- [Stated goal] Can you give all the records again without altering a single character?

- [Records provided]
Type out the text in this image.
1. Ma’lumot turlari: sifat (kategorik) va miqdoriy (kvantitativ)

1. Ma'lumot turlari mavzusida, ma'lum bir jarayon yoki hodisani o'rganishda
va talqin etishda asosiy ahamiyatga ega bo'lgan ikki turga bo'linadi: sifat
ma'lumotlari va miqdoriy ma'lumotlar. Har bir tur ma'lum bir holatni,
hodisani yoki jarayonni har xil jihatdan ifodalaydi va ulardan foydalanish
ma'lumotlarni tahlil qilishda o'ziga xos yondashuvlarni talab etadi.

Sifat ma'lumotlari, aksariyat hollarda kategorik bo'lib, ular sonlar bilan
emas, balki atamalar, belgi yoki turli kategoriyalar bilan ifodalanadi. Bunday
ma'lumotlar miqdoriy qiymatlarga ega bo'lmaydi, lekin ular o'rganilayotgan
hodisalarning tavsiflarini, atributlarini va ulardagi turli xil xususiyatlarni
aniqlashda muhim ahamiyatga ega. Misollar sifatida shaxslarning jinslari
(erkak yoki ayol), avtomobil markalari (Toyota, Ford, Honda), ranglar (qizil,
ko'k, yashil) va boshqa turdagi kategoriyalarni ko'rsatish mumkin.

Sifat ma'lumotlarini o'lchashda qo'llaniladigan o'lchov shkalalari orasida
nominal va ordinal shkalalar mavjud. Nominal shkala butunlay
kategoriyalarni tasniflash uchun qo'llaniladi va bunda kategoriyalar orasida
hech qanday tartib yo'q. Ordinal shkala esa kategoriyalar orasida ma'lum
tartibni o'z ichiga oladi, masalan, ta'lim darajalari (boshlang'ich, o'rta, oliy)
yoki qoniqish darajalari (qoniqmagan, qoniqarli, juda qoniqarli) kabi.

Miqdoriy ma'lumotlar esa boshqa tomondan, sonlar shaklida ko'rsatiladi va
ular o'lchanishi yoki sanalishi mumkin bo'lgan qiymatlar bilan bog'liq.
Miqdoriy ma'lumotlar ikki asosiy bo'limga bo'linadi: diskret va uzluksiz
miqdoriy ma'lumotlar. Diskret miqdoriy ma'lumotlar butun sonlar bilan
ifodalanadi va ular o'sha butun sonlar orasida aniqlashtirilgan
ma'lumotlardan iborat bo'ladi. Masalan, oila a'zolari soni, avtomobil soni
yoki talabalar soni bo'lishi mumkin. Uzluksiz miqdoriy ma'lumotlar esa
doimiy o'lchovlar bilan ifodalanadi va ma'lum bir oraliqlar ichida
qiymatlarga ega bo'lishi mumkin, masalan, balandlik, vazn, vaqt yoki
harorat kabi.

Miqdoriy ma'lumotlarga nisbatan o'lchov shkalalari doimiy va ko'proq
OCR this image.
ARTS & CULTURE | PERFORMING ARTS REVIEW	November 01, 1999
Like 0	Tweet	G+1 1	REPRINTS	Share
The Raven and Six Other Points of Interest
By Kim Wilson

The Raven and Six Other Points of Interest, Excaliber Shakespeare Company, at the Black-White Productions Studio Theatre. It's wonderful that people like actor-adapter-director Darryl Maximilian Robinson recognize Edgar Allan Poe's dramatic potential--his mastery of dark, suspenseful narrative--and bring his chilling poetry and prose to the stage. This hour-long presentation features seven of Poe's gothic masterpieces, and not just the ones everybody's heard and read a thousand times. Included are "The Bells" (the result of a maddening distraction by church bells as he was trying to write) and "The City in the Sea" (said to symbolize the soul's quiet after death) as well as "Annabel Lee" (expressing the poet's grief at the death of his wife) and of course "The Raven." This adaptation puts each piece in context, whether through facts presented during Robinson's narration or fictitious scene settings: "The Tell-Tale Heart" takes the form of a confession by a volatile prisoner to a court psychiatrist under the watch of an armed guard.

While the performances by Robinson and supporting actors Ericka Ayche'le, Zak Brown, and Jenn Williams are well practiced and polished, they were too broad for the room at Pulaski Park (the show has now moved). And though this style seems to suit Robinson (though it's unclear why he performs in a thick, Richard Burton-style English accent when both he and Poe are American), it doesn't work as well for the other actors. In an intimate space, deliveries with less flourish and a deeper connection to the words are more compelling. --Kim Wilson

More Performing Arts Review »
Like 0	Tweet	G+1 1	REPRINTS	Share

- [Exercise solution]
Type out the text in this image.
1. Ma’lumot turlari: sifat (kategorik) va miqdoriy (kvantitativ)

1. Ma'lumot turlari mavzusida, ma'lum bir jarayon yoki hodisani o'rganishda
va talqin etishda asosiy ahamiyatga ega bo'lgan ikki turga bo'linadi: sifat
ma'lumotlari va miqdoriy ma'lumotlar. Har bir tur ma'lum bir holatni,
hodisani yoki jarayonni har xil jihatdan ifodalaydi va ulardan foydalanish
ma'lumotlarni tahlil qilishda o'ziga xos yondashuvlarni talab etadi.

Sifat ma'lumotlari, aksariyat hollarda kategorik bo'lib, ular sonlar bilan
emas, balki atamalar, belgi yoki turli kategoriyalar bilan ifodalanadi. Bunday
ma'lumotlar miqdoriy qiymatlarga ega bo'lmaydi, lekin ular o'rganilayotgan
hodisalarning tavsiflarini, atributlarini va ulardagi turli xil xususiyatlarni
aniqlashda muhim ahamiyatga ega. Misollar sifatida shaxslarning jinslari
(erkak yoki ayol), avtomobil markalari (Toyota, Ford, Honda), ranglar (qizil,
ko'k, yashil) va boshqa turdagi kategoriyalarni ko'rsatish mumkin.

Sifat ma'lumotlarini o'lchashda qo'llaniladigan o'lchov shkalalari orasida
nominal va ordinal shkalalar mavjud. Nominal shkala butunlay
kategoriyalarni tasniflash uchun qo'llaniladi va bunda kategoriyalar orasida
hech qanday tartib yo'q. Ordinal shkala esa kategoriyalar orasida ma'lum
tartibni o'z ichiga oladi, masalan, ta'lim darajalari (boshlang'ich, o'rta, oliy)
yoki qoniqish darajalari (qoniqmagan, qoniqarli, juda qoniqarli) kabi.

Miqdoriy ma'lumotlar esa boshqa tomondan, sonlar shaklida ko'rsatiladi va
ular o'lchanishi yoki sanalishi mumkin bo'lgan qiymatlar bilan bog'liq.
Miqdoriy ma'lumotlar ikki asosiy bo'limga bo'linadi: diskret va uzluksiz
miqdoriy ma'lumotlar. Diskret miqdoriy ma'lumotlar butun sonlar bilan
ifodalanadi va ular o'sha butun sonlar orasida aniqlashtirilgan
ma'lumotlardan iborat bo'ladi. Masalan, oila a'zolari soni, avtomobil soni
yoki talabalar soni bo'lishi mumkin. Uzluksiz miqdoriy ma'lumotlar esa
doimiy o'lchovlar bilan ifodalanadi va ma'lum bir oraliqlar ichida
qiymatlarga ega bo'lishi mumkin, masalan, balandlik, vazn, vaqt yoki
harorat kabi.

Miqdoriy ma'lumotlarga nisbatan o'lchov shkalalari doimiy va ko'proq
OCR this image.
ARTS & CULTURE | PERFORMING ARTS REVIEW	November 01, 1999
Like 0	Tweet	G+1 1	REPRINTS	Share
The Raven and Six Other Points of Interest
By Kim Wilson

The Raven and Six Other Points of Interest, Excaliber Shakespeare Company, at the Black-White Productions Studio Theatre. It's wonderful that people like actor-adapter-director Darryl Maximilian Robinson recognize Edgar Allan Poe's dramatic potential--his mastery of dark, suspenseful narrative--and bring his chilling poetry and prose to the stage. This hour-long presentation features seven of Poe's gothic masterpieces, and not just the ones everybody's heard and read a thousand times. Included are "The Bells" (the result of a maddening distraction by church bells as he was trying to write) and "The City in the Sea" (said to symbolize the soul's quiet after death) as well as "Annabel Lee" (expressing the poet's grief at the death of his wife) and of course "The Raven." This adaptation puts each piece in context, whether through facts presented during Robinson's narration or fictitious scene settings: "The Tell-Tale Heart" takes the form of a confession by a volatile prisoner to a court psychiatrist under the watch of an armed guard.

While the performances by Robinson and supporting actors Ericka Ayche'le, Zak Brown, and Jenn Williams are well practiced and polished, they were too broad for the room at Pulaski Park (the show has now moved). And though this style seems to suit Robinson (though it's unclear why he performs in a thick, Richard Burton-style English accent when both he and Poe are American), it doesn't work as well for the other actors. In an intimate space, deliveries with less flourish and a deeper connection to the words are more compelling. --Kim Wilson

More Performing Arts Review »
Like 0	Tweet	G+1 1	REPRINTS	Share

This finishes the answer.